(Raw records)

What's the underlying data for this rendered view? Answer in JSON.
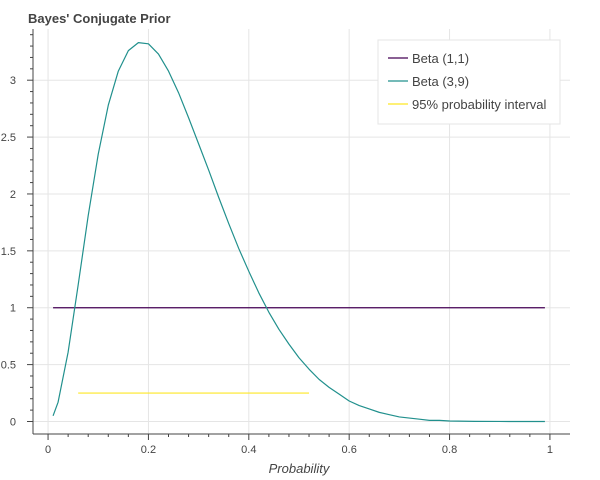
{
  "chart_data": {
    "type": "line",
    "title": "Bayes' Conjugate Prior",
    "xlabel": "Probability",
    "ylabel": "",
    "xlim": [
      -0.03,
      1.04
    ],
    "ylim": [
      -0.11,
      3.45
    ],
    "xticks": [
      0,
      0.2,
      0.4,
      0.6,
      0.8,
      1
    ],
    "xtick_labels": [
      "0",
      "0.2",
      "0.4",
      "0.6",
      "0.8",
      "1"
    ],
    "yticks": [
      0,
      0.5,
      1,
      1.5,
      2,
      2.5,
      3
    ],
    "ytick_labels": [
      "0",
      "0.5",
      "1",
      "1.5",
      "2",
      "2.5",
      "3"
    ],
    "grid": true,
    "legend_position": "top-right",
    "series": [
      {
        "name": "Beta (1,1)",
        "color": "#440154",
        "x": [
          0.01,
          0.99
        ],
        "y": [
          1,
          1
        ]
      },
      {
        "name": "Beta (3,9)",
        "color": "#21908d",
        "x": [
          0.01,
          0.02,
          0.04,
          0.06,
          0.08,
          0.1,
          0.12,
          0.14,
          0.16,
          0.18,
          0.2,
          0.22,
          0.24,
          0.26,
          0.28,
          0.3,
          0.32,
          0.34,
          0.36,
          0.38,
          0.4,
          0.42,
          0.44,
          0.46,
          0.48,
          0.5,
          0.52,
          0.54,
          0.56,
          0.58,
          0.6,
          0.62,
          0.64,
          0.66,
          0.68,
          0.7,
          0.72,
          0.74,
          0.76,
          0.78,
          0.8,
          0.85,
          0.9,
          0.95,
          0.99
        ],
        "y": [
          0.05,
          0.17,
          0.61,
          1.2,
          1.81,
          2.35,
          2.78,
          3.08,
          3.26,
          3.33,
          3.32,
          3.23,
          3.08,
          2.89,
          2.67,
          2.44,
          2.21,
          1.97,
          1.74,
          1.52,
          1.32,
          1.13,
          0.96,
          0.81,
          0.68,
          0.56,
          0.46,
          0.37,
          0.3,
          0.24,
          0.18,
          0.14,
          0.11,
          0.08,
          0.06,
          0.04,
          0.03,
          0.02,
          0.01,
          0.01,
          0.004,
          0.001,
          0.0002,
          0.0,
          0.0
        ]
      },
      {
        "name": "95% probability interval",
        "color": "#fde725",
        "x": [
          0.06,
          0.52
        ],
        "y": [
          0.25,
          0.25
        ]
      }
    ]
  }
}
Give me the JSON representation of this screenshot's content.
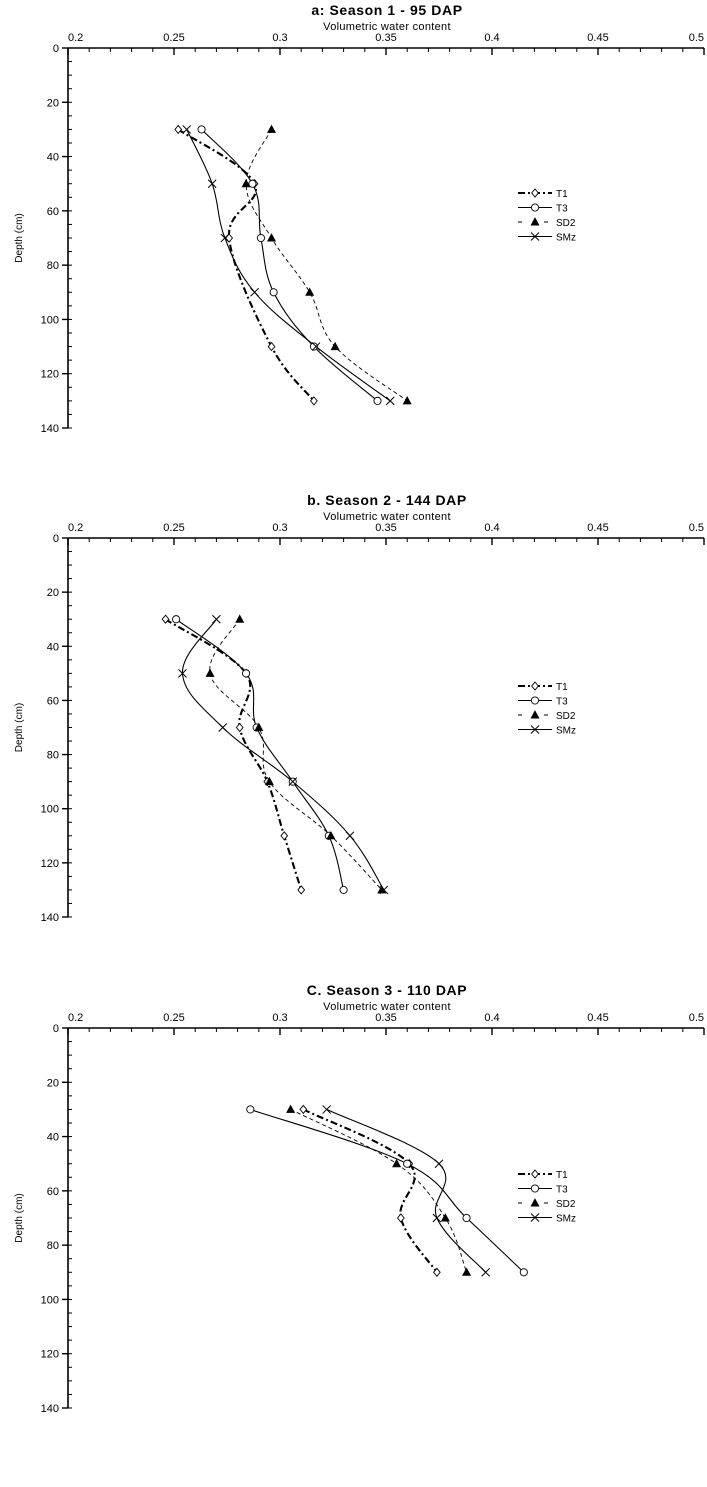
{
  "chart_data": [
    {
      "type": "line",
      "title": "a: Season 1 - 95 DAP",
      "xlabel": "Volumetric water content",
      "ylabel": "Depth (cm)",
      "xlim": [
        0.2,
        0.5
      ],
      "ylim": [
        0,
        140
      ],
      "x_axis_position": "top",
      "y_inverted": true,
      "x_ticks": [
        "0.2",
        "0.25",
        "0.3",
        "0.35",
        "0.4",
        "0.45",
        "0.5"
      ],
      "y_ticks": [
        "0",
        "20",
        "40",
        "60",
        "80",
        "100",
        "120",
        "140"
      ],
      "legend_position": "right",
      "series": [
        {
          "name": "T1",
          "marker": "diamond",
          "line": "dashdot",
          "depth": [
            30,
            50,
            70,
            110,
            130
          ],
          "values": [
            0.252,
            0.288,
            0.276,
            0.296,
            0.316
          ]
        },
        {
          "name": "T3",
          "marker": "circle",
          "line": "solid",
          "depth": [
            30,
            50,
            70,
            90,
            110,
            130
          ],
          "values": [
            0.263,
            0.287,
            0.291,
            0.297,
            0.316,
            0.346
          ]
        },
        {
          "name": "SD2",
          "marker": "triangle",
          "line": "dashed",
          "depth": [
            30,
            50,
            70,
            90,
            110,
            130
          ],
          "values": [
            0.296,
            0.284,
            0.296,
            0.314,
            0.326,
            0.36
          ]
        },
        {
          "name": "SMz",
          "marker": "x",
          "line": "solid",
          "depth": [
            30,
            50,
            70,
            90,
            110,
            130
          ],
          "values": [
            0.256,
            0.268,
            0.274,
            0.288,
            0.317,
            0.352
          ]
        }
      ]
    },
    {
      "type": "line",
      "title": "b. Season 2 - 144 DAP",
      "xlabel": "Volumetric water content",
      "ylabel": "Depth (cm)",
      "xlim": [
        0.2,
        0.5
      ],
      "ylim": [
        0,
        140
      ],
      "x_axis_position": "top",
      "y_inverted": true,
      "x_ticks": [
        "0.2",
        "0.25",
        "0.3",
        "0.35",
        "0.4",
        "0.45",
        "0.5"
      ],
      "y_ticks": [
        "0",
        "20",
        "40",
        "60",
        "80",
        "100",
        "120",
        "140"
      ],
      "legend_position": "right",
      "series": [
        {
          "name": "T1",
          "marker": "diamond",
          "line": "dashdot",
          "depth": [
            30,
            50,
            70,
            90,
            110,
            130
          ],
          "values": [
            0.246,
            0.284,
            0.281,
            0.294,
            0.302,
            0.31
          ]
        },
        {
          "name": "T3",
          "marker": "circle",
          "line": "solid",
          "depth": [
            30,
            50,
            70,
            90,
            110,
            130
          ],
          "values": [
            0.251,
            0.284,
            0.289,
            0.306,
            0.323,
            0.33
          ]
        },
        {
          "name": "SD2",
          "marker": "triangle",
          "line": "dashed",
          "depth": [
            30,
            50,
            70,
            90,
            110,
            130
          ],
          "values": [
            0.281,
            0.267,
            0.29,
            0.295,
            0.324,
            0.348
          ]
        },
        {
          "name": "SMz",
          "marker": "x",
          "line": "solid",
          "depth": [
            30,
            50,
            70,
            90,
            110,
            130
          ],
          "values": [
            0.27,
            0.254,
            0.273,
            0.306,
            0.333,
            0.349
          ]
        }
      ]
    },
    {
      "type": "line",
      "title": "C. Season 3 - 110 DAP",
      "xlabel": "Volumetric water content",
      "ylabel": "Depth (cm)",
      "xlim": [
        0.2,
        0.5
      ],
      "ylim": [
        0,
        140
      ],
      "x_axis_position": "top",
      "y_inverted": true,
      "x_ticks": [
        "0.2",
        "0.25",
        "0.3",
        "0.35",
        "0.4",
        "0.45",
        "0.5"
      ],
      "y_ticks": [
        "0",
        "20",
        "40",
        "60",
        "80",
        "100",
        "120",
        "140"
      ],
      "legend_position": "right",
      "series": [
        {
          "name": "T1",
          "marker": "diamond",
          "line": "dashdot",
          "depth": [
            30,
            50,
            70,
            90
          ],
          "values": [
            0.311,
            0.361,
            0.357,
            0.374
          ]
        },
        {
          "name": "T3",
          "marker": "circle",
          "line": "solid",
          "depth": [
            30,
            50,
            70,
            90
          ],
          "values": [
            0.286,
            0.36,
            0.388,
            0.415
          ]
        },
        {
          "name": "SD2",
          "marker": "triangle",
          "line": "dashed",
          "depth": [
            30,
            50,
            70,
            90
          ],
          "values": [
            0.305,
            0.355,
            0.378,
            0.388
          ]
        },
        {
          "name": "SMz",
          "marker": "x",
          "line": "solid",
          "depth": [
            30,
            50,
            70,
            90
          ],
          "values": [
            0.322,
            0.375,
            0.374,
            0.397
          ]
        }
      ]
    }
  ]
}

Task description ▸ Copy out all the data without changing anything, and drop the pictures.

The reply ▸
What's the underlying data for this rendered view? Answer in JSON.
{
  "chart_data": {
    "type": "line",
    "title": "Bayes' Conjugate Prior",
    "xlabel": "Probability",
    "ylabel": "",
    "xlim": [
      -0.03,
      1.04
    ],
    "ylim": [
      -0.11,
      3.45
    ],
    "xticks": [
      0,
      0.2,
      0.4,
      0.6,
      0.8,
      1
    ],
    "xtick_labels": [
      "0",
      "0.2",
      "0.4",
      "0.6",
      "0.8",
      "1"
    ],
    "yticks": [
      0,
      0.5,
      1,
      1.5,
      2,
      2.5,
      3
    ],
    "ytick_labels": [
      "0",
      "0.5",
      "1",
      "1.5",
      "2",
      "2.5",
      "3"
    ],
    "grid": true,
    "legend_position": "top-right",
    "series": [
      {
        "name": "Beta (1,1)",
        "color": "#440154",
        "x": [
          0.01,
          0.99
        ],
        "y": [
          1,
          1
        ]
      },
      {
        "name": "Beta (3,9)",
        "color": "#21908d",
        "x": [
          0.01,
          0.02,
          0.04,
          0.06,
          0.08,
          0.1,
          0.12,
          0.14,
          0.16,
          0.18,
          0.2,
          0.22,
          0.24,
          0.26,
          0.28,
          0.3,
          0.32,
          0.34,
          0.36,
          0.38,
          0.4,
          0.42,
          0.44,
          0.46,
          0.48,
          0.5,
          0.52,
          0.54,
          0.56,
          0.58,
          0.6,
          0.62,
          0.64,
          0.66,
          0.68,
          0.7,
          0.72,
          0.74,
          0.76,
          0.78,
          0.8,
          0.85,
          0.9,
          0.95,
          0.99
        ],
        "y": [
          0.05,
          0.17,
          0.61,
          1.2,
          1.81,
          2.35,
          2.78,
          3.08,
          3.26,
          3.33,
          3.32,
          3.23,
          3.08,
          2.89,
          2.67,
          2.44,
          2.21,
          1.97,
          1.74,
          1.52,
          1.32,
          1.13,
          0.96,
          0.81,
          0.68,
          0.56,
          0.46,
          0.37,
          0.3,
          0.24,
          0.18,
          0.14,
          0.11,
          0.08,
          0.06,
          0.04,
          0.03,
          0.02,
          0.01,
          0.01,
          0.004,
          0.001,
          0.0002,
          0.0,
          0.0
        ]
      },
      {
        "name": "95% probability interval",
        "color": "#fde725",
        "x": [
          0.06,
          0.52
        ],
        "y": [
          0.25,
          0.25
        ]
      }
    ]
  }
}
Give me the JSON representation of this screenshot's content.
{
  "chart_data": [
    {
      "type": "line",
      "title": "a: Season 1 - 95 DAP",
      "xlabel": "Volumetric water content",
      "ylabel": "Depth (cm)",
      "xlim": [
        0.2,
        0.5
      ],
      "ylim": [
        0,
        140
      ],
      "x_axis_position": "top",
      "y_inverted": true,
      "x_ticks": [
        "0.2",
        "0.25",
        "0.3",
        "0.35",
        "0.4",
        "0.45",
        "0.5"
      ],
      "y_ticks": [
        "0",
        "20",
        "40",
        "60",
        "80",
        "100",
        "120",
        "140"
      ],
      "legend_position": "right",
      "series": [
        {
          "name": "T1",
          "marker": "diamond",
          "line": "dashdot",
          "depth": [
            30,
            50,
            70,
            110,
            130
          ],
          "values": [
            0.252,
            0.288,
            0.276,
            0.296,
            0.316
          ]
        },
        {
          "name": "T3",
          "marker": "circle",
          "line": "solid",
          "depth": [
            30,
            50,
            70,
            90,
            110,
            130
          ],
          "values": [
            0.263,
            0.287,
            0.291,
            0.297,
            0.316,
            0.346
          ]
        },
        {
          "name": "SD2",
          "marker": "triangle",
          "line": "dashed",
          "depth": [
            30,
            50,
            70,
            90,
            110,
            130
          ],
          "values": [
            0.296,
            0.284,
            0.296,
            0.314,
            0.326,
            0.36
          ]
        },
        {
          "name": "SMz",
          "marker": "x",
          "line": "solid",
          "depth": [
            30,
            50,
            70,
            90,
            110,
            130
          ],
          "values": [
            0.256,
            0.268,
            0.274,
            0.288,
            0.317,
            0.352
          ]
        }
      ]
    },
    {
      "type": "line",
      "title": "b. Season 2 - 144 DAP",
      "xlabel": "Volumetric water content",
      "ylabel": "Depth (cm)",
      "xlim": [
        0.2,
        0.5
      ],
      "ylim": [
        0,
        140
      ],
      "x_axis_position": "top",
      "y_inverted": true,
      "x_ticks": [
        "0.2",
        "0.25",
        "0.3",
        "0.35",
        "0.4",
        "0.45",
        "0.5"
      ],
      "y_ticks": [
        "0",
        "20",
        "40",
        "60",
        "80",
        "100",
        "120",
        "140"
      ],
      "legend_position": "right",
      "series": [
        {
          "name": "T1",
          "marker": "diamond",
          "line": "dashdot",
          "depth": [
            30,
            50,
            70,
            90,
            110,
            130
          ],
          "values": [
            0.246,
            0.284,
            0.281,
            0.294,
            0.302,
            0.31
          ]
        },
        {
          "name": "T3",
          "marker": "circle",
          "line": "solid",
          "depth": [
            30,
            50,
            70,
            90,
            110,
            130
          ],
          "values": [
            0.251,
            0.284,
            0.289,
            0.306,
            0.323,
            0.33
          ]
        },
        {
          "name": "SD2",
          "marker": "triangle",
          "line": "dashed",
          "depth": [
            30,
            50,
            70,
            90,
            110,
            130
          ],
          "values": [
            0.281,
            0.267,
            0.29,
            0.295,
            0.324,
            0.348
          ]
        },
        {
          "name": "SMz",
          "marker": "x",
          "line": "solid",
          "depth": [
            30,
            50,
            70,
            90,
            110,
            130
          ],
          "values": [
            0.27,
            0.254,
            0.273,
            0.306,
            0.333,
            0.349
          ]
        }
      ]
    },
    {
      "type": "line",
      "title": "C. Season 3 - 110 DAP",
      "xlabel": "Volumetric water content",
      "ylabel": "Depth (cm)",
      "xlim": [
        0.2,
        0.5
      ],
      "ylim": [
        0,
        140
      ],
      "x_axis_position": "top",
      "y_inverted": true,
      "x_ticks": [
        "0.2",
        "0.25",
        "0.3",
        "0.35",
        "0.4",
        "0.45",
        "0.5"
      ],
      "y_ticks": [
        "0",
        "20",
        "40",
        "60",
        "80",
        "100",
        "120",
        "140"
      ],
      "legend_position": "right",
      "series": [
        {
          "name": "T1",
          "marker": "diamond",
          "line": "dashdot",
          "depth": [
            30,
            50,
            70,
            90
          ],
          "values": [
            0.311,
            0.361,
            0.357,
            0.374
          ]
        },
        {
          "name": "T3",
          "marker": "circle",
          "line": "solid",
          "depth": [
            30,
            50,
            70,
            90
          ],
          "values": [
            0.286,
            0.36,
            0.388,
            0.415
          ]
        },
        {
          "name": "SD2",
          "marker": "triangle",
          "line": "dashed",
          "depth": [
            30,
            50,
            70,
            90
          ],
          "values": [
            0.305,
            0.355,
            0.378,
            0.388
          ]
        },
        {
          "name": "SMz",
          "marker": "x",
          "line": "solid",
          "depth": [
            30,
            50,
            70,
            90
          ],
          "values": [
            0.322,
            0.375,
            0.374,
            0.397
          ]
        }
      ]
    }
  ]
}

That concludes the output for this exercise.